(Stored data)
⟨
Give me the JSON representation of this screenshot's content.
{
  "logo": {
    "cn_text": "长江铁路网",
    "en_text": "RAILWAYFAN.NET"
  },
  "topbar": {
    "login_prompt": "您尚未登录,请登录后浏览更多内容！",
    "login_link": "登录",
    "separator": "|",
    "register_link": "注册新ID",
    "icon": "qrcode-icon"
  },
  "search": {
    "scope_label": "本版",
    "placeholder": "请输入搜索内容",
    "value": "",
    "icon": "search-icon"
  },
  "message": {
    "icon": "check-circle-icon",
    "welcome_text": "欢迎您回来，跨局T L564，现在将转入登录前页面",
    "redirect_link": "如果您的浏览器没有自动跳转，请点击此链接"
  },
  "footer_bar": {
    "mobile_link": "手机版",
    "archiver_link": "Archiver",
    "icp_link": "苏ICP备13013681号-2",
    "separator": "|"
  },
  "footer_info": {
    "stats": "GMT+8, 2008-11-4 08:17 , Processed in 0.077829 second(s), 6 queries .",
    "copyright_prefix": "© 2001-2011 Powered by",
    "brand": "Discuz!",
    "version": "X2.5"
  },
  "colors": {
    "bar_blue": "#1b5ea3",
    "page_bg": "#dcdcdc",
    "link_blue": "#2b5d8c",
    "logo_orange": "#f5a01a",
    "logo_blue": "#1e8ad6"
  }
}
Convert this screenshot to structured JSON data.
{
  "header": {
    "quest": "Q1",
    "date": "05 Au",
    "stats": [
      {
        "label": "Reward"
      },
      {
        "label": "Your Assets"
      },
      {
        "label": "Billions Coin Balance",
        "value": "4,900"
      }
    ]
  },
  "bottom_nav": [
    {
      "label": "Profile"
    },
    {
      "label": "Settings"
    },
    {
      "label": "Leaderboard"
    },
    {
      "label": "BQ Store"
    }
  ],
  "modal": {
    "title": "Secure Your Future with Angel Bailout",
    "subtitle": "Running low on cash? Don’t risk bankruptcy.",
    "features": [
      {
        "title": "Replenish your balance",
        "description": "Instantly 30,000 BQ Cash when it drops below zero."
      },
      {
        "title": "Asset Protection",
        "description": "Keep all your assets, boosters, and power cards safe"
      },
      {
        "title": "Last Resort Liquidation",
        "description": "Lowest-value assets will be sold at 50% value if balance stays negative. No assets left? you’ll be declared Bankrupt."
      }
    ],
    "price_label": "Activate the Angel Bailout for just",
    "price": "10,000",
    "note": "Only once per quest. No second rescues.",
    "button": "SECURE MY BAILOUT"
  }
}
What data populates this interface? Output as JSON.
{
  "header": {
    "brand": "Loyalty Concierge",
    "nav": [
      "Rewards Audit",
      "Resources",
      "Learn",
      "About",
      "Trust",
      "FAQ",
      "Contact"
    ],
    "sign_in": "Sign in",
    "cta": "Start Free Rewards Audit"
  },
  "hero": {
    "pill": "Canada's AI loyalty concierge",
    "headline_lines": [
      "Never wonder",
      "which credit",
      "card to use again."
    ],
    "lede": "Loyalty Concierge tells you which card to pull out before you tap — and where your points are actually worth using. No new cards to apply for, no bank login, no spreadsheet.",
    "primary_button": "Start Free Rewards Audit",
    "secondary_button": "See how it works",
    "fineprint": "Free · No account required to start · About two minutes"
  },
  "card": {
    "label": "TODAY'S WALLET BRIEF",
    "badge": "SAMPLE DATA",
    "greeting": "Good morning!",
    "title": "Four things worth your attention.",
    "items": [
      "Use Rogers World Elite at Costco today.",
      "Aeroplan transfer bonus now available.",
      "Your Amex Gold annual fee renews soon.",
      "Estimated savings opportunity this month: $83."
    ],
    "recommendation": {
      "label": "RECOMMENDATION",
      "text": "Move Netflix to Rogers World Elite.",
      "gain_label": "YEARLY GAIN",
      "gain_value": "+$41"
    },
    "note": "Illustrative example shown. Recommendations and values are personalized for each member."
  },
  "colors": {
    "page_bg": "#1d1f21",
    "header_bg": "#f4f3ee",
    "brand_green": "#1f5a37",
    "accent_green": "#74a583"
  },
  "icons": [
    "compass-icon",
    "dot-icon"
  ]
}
⟩
* **Direction**: Reproduce all the records precisely.

* **Response for this exercise**:
Give me the JSON representation of this screenshot's content.
{
  "logo": {
    "cn_text": "长江铁路网",
    "en_text": "RAILWAYFAN.NET"
  },
  "topbar": {
    "login_prompt": "您尚未登录,请登录后浏览更多内容！",
    "login_link": "登录",
    "separator": "|",
    "register_link": "注册新ID",
    "icon": "qrcode-icon"
  },
  "search": {
    "scope_label": "本版",
    "placeholder": "请输入搜索内容",
    "value": "",
    "icon": "search-icon"
  },
  "message": {
    "icon": "check-circle-icon",
    "welcome_text": "欢迎您回来，跨局T L564，现在将转入登录前页面",
    "redirect_link": "如果您的浏览器没有自动跳转，请点击此链接"
  },
  "footer_bar": {
    "mobile_link": "手机版",
    "archiver_link": "Archiver",
    "icp_link": "苏ICP备13013681号-2",
    "separator": "|"
  },
  "footer_info": {
    "stats": "GMT+8, 2008-11-4 08:17 , Processed in 0.077829 second(s), 6 queries .",
    "copyright_prefix": "© 2001-2011 Powered by",
    "brand": "Discuz!",
    "version": "X2.5"
  },
  "colors": {
    "bar_blue": "#1b5ea3",
    "page_bg": "#dcdcdc",
    "link_blue": "#2b5d8c",
    "logo_orange": "#f5a01a",
    "logo_blue": "#1e8ad6"
  }
}
Convert this screenshot to structured JSON data.
{
  "header": {
    "quest": "Q1",
    "date": "05 Au",
    "stats": [
      {
        "label": "Reward"
      },
      {
        "label": "Your Assets"
      },
      {
        "label": "Billions Coin Balance",
        "value": "4,900"
      }
    ]
  },
  "bottom_nav": [
    {
      "label": "Profile"
    },
    {
      "label": "Settings"
    },
    {
      "label": "Leaderboard"
    },
    {
      "label": "BQ Store"
    }
  ],
  "modal": {
    "title": "Secure Your Future with Angel Bailout",
    "subtitle": "Running low on cash? Don’t risk bankruptcy.",
    "features": [
      {
        "title": "Replenish your balance",
        "description": "Instantly 30,000 BQ Cash when it drops below zero."
      },
      {
        "title": "Asset Protection",
        "description": "Keep all your assets, boosters, and power cards safe"
      },
      {
        "title": "Last Resort Liquidation",
        "description": "Lowest-value assets will be sold at 50% value if balance stays negative. No assets left? you’ll be declared Bankrupt."
      }
    ],
    "price_label": "Activate the Angel Bailout for just",
    "price": "10,000",
    "note": "Only once per quest. No second rescues.",
    "button": "SECURE MY BAILOUT"
  }
}
What data populates this interface? Output as JSON.
{
  "header": {
    "brand": "Loyalty Concierge",
    "nav": [
      "Rewards Audit",
      "Resources",
      "Learn",
      "About",
      "Trust",
      "FAQ",
      "Contact"
    ],
    "sign_in": "Sign in",
    "cta": "Start Free Rewards Audit"
  },
  "hero": {
    "pill": "Canada's AI loyalty concierge",
    "headline_lines": [
      "Never wonder",
      "which credit",
      "card to use again."
    ],
    "lede": "Loyalty Concierge tells you which card to pull out before you tap — and where your points are actually worth using. No new cards to apply for, no bank login, no spreadsheet.",
    "primary_button": "Start Free Rewards Audit",
    "secondary_button": "See how it works",
    "fineprint": "Free · No account required to start · About two minutes"
  },
  "card": {
    "label": "TODAY'S WALLET BRIEF",
    "badge": "SAMPLE DATA",
    "greeting": "Good morning!",
    "title": "Four things worth your attention.",
    "items": [
      "Use Rogers World Elite at Costco today.",
      "Aeroplan transfer bonus now available.",
      "Your Amex Gold annual fee renews soon.",
      "Estimated savings opportunity this month: $83."
    ],
    "recommendation": {
      "label": "RECOMMENDATION",
      "text": "Move Netflix to Rogers World Elite.",
      "gain_label": "YEARLY GAIN",
      "gain_value": "+$41"
    },
    "note": "Illustrative example shown. Recommendations and values are personalized for each member."
  },
  "colors": {
    "page_bg": "#1d1f21",
    "header_bg": "#f4f3ee",
    "brand_green": "#1f5a37",
    "accent_green": "#74a583"
  },
  "icons": [
    "compass-icon",
    "dot-icon"
  ]
}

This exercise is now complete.